Short problem: Draw out every line with the word "JSON" from the listing below.

Entries taken from a collection:
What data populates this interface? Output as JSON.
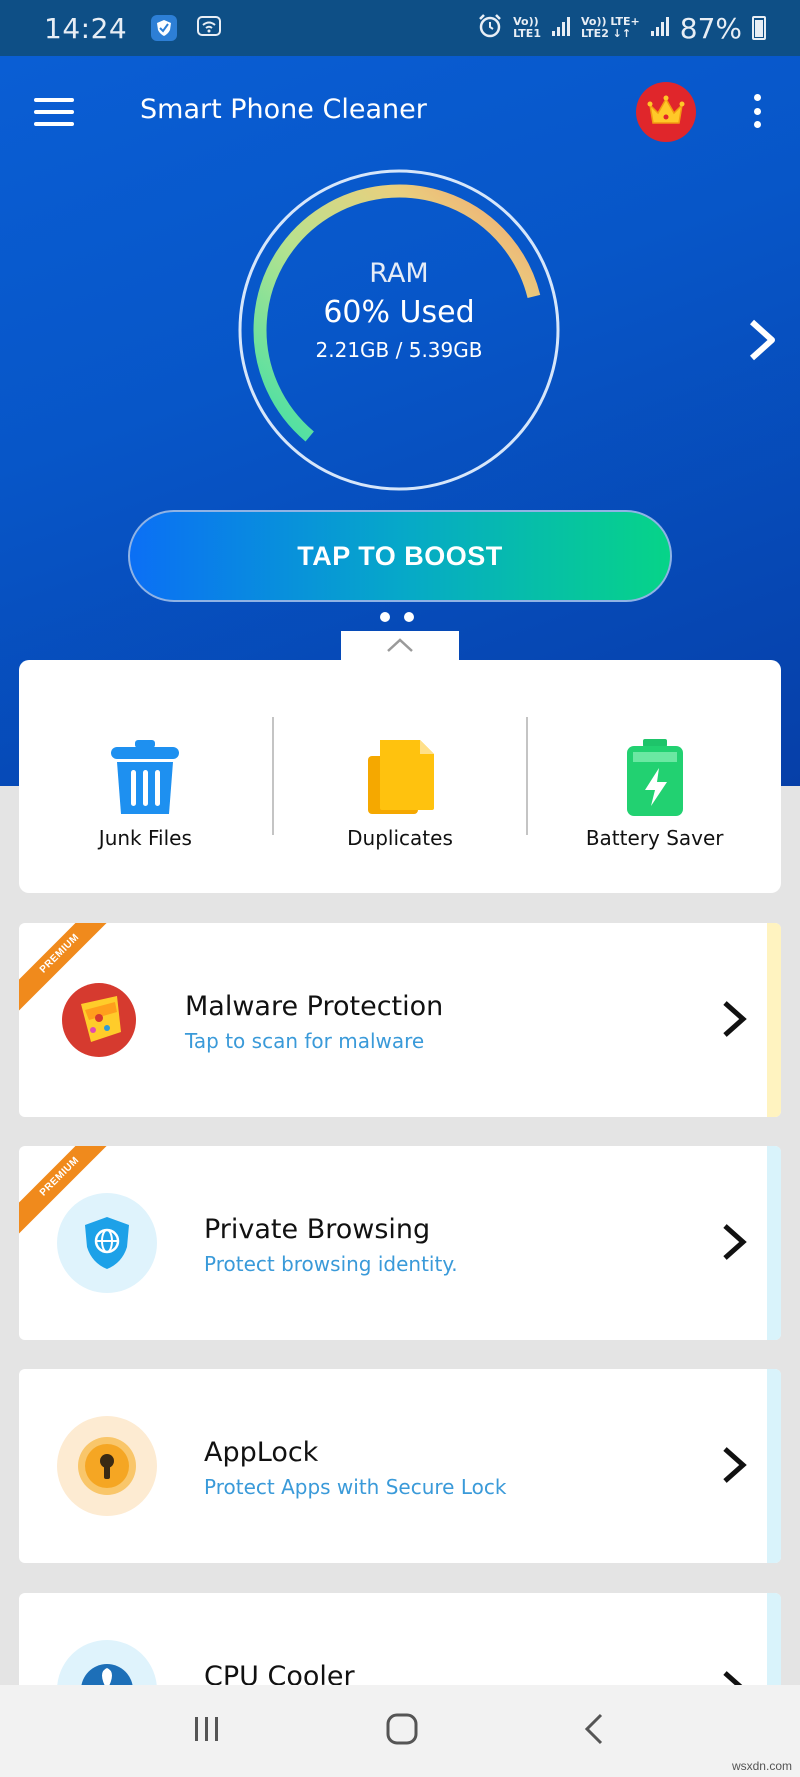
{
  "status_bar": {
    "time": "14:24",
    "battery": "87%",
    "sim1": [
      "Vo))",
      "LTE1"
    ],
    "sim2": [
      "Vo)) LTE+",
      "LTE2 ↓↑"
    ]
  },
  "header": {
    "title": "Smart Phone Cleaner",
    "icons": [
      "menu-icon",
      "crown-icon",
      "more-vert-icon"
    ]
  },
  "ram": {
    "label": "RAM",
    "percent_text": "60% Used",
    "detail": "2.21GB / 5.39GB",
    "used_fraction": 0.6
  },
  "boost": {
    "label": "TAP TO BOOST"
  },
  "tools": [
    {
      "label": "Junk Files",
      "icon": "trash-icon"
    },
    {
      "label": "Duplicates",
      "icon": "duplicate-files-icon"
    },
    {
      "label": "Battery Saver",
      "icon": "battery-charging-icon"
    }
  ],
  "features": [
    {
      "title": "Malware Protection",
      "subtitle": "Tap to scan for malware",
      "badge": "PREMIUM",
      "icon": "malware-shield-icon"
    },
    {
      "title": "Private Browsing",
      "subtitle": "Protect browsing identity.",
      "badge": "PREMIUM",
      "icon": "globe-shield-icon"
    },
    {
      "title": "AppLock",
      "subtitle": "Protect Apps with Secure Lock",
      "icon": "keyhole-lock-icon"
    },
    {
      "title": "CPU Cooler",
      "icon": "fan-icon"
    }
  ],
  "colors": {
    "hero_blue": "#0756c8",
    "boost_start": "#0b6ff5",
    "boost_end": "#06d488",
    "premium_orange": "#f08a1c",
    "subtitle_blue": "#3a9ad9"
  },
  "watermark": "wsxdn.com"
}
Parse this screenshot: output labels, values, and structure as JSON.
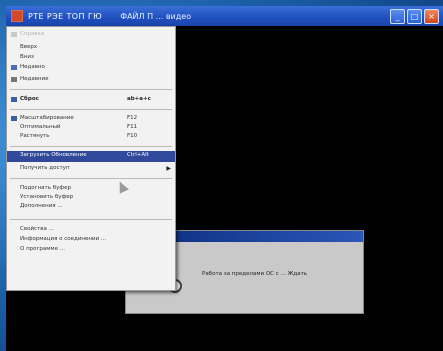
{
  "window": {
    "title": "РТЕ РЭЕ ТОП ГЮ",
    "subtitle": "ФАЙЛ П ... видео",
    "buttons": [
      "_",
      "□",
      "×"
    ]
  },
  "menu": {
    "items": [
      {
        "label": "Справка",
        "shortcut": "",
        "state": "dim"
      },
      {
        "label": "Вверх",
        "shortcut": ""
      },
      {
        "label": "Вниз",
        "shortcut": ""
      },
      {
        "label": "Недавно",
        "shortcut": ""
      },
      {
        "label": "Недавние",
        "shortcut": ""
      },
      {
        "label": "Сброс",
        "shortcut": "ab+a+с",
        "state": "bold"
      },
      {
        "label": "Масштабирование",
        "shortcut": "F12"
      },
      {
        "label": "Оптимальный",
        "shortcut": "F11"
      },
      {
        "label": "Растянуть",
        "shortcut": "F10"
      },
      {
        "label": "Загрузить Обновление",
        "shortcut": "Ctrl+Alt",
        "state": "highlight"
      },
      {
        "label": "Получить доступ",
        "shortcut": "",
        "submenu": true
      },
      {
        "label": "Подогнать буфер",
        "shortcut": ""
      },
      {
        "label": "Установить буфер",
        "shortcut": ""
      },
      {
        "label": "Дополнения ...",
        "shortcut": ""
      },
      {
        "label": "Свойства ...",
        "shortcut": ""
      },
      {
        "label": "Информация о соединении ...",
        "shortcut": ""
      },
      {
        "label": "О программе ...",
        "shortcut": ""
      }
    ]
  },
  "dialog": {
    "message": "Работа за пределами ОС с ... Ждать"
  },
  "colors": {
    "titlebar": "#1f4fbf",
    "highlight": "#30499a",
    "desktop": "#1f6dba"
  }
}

* * *

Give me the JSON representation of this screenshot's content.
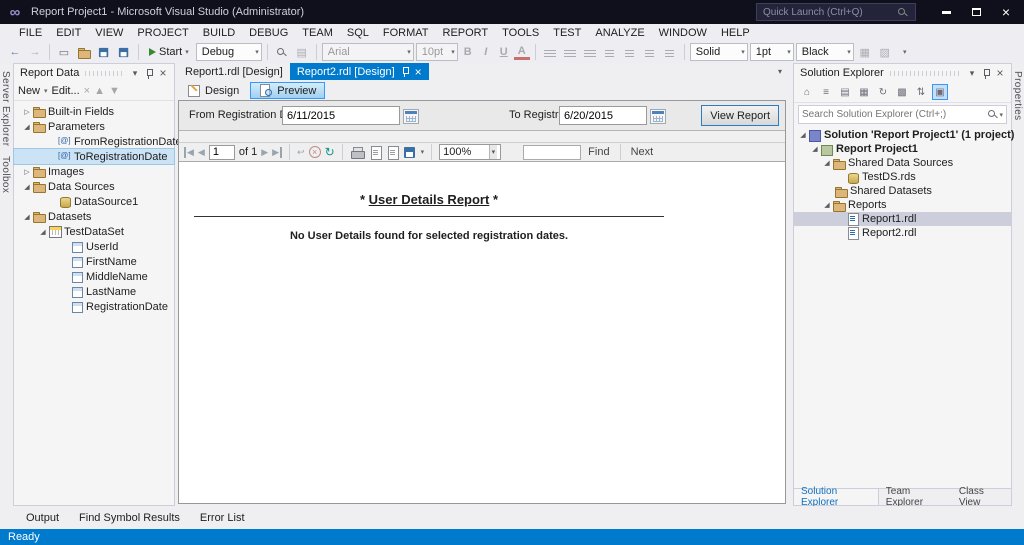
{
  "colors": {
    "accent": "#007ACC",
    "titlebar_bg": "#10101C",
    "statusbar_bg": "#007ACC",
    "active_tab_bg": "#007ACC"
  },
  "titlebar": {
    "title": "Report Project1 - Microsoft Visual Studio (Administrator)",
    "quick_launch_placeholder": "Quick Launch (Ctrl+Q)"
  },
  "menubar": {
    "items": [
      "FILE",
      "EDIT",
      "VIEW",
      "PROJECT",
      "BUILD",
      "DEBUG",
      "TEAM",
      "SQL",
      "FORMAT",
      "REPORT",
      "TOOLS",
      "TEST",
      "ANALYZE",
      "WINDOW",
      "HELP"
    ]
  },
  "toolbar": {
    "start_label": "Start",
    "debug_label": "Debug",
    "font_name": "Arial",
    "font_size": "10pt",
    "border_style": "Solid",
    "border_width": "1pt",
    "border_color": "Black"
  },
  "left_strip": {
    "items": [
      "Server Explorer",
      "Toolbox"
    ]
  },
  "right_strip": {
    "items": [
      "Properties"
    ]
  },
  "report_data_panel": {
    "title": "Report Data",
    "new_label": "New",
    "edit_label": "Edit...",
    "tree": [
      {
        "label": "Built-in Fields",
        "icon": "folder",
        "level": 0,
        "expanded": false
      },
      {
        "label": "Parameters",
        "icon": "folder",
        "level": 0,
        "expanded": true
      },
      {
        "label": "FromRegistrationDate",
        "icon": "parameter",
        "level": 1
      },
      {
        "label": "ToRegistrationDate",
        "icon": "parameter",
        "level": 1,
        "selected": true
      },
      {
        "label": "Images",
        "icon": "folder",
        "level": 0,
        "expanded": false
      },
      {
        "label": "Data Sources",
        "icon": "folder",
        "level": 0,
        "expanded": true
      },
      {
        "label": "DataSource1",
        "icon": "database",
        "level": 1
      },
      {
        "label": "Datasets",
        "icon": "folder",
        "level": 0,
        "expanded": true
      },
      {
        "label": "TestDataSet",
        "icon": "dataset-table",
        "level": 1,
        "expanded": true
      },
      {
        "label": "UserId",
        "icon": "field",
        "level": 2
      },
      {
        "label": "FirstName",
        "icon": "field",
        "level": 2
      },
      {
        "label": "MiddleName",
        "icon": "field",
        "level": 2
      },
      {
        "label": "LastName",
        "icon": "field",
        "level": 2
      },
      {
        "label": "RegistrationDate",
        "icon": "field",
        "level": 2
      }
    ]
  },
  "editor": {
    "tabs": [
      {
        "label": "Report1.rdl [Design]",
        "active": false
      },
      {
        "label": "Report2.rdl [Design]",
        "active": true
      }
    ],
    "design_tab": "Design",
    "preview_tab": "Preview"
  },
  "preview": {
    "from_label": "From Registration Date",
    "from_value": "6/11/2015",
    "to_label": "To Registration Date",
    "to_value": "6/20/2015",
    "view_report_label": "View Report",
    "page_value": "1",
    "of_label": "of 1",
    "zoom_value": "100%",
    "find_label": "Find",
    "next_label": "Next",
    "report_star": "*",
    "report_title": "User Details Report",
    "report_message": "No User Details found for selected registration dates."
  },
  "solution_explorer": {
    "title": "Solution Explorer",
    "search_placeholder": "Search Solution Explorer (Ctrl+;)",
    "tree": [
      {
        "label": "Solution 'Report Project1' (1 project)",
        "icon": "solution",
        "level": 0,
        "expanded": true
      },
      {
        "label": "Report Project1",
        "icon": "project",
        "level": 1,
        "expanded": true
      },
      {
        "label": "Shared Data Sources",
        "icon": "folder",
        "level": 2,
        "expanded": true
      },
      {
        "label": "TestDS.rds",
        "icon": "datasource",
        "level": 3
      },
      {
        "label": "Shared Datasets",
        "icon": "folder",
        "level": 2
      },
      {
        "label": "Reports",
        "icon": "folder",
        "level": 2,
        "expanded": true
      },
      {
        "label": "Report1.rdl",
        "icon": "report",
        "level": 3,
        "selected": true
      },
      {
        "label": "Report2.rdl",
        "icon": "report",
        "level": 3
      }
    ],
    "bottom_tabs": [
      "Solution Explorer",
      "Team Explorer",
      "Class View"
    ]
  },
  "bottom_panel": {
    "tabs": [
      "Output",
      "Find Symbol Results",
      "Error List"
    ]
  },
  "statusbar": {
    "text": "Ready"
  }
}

Right answer:
What data populates this interface? Output as JSON.
Parse this screenshot: output labels, values, and structure as JSON.
Give me the JSON representation of this screenshot's content.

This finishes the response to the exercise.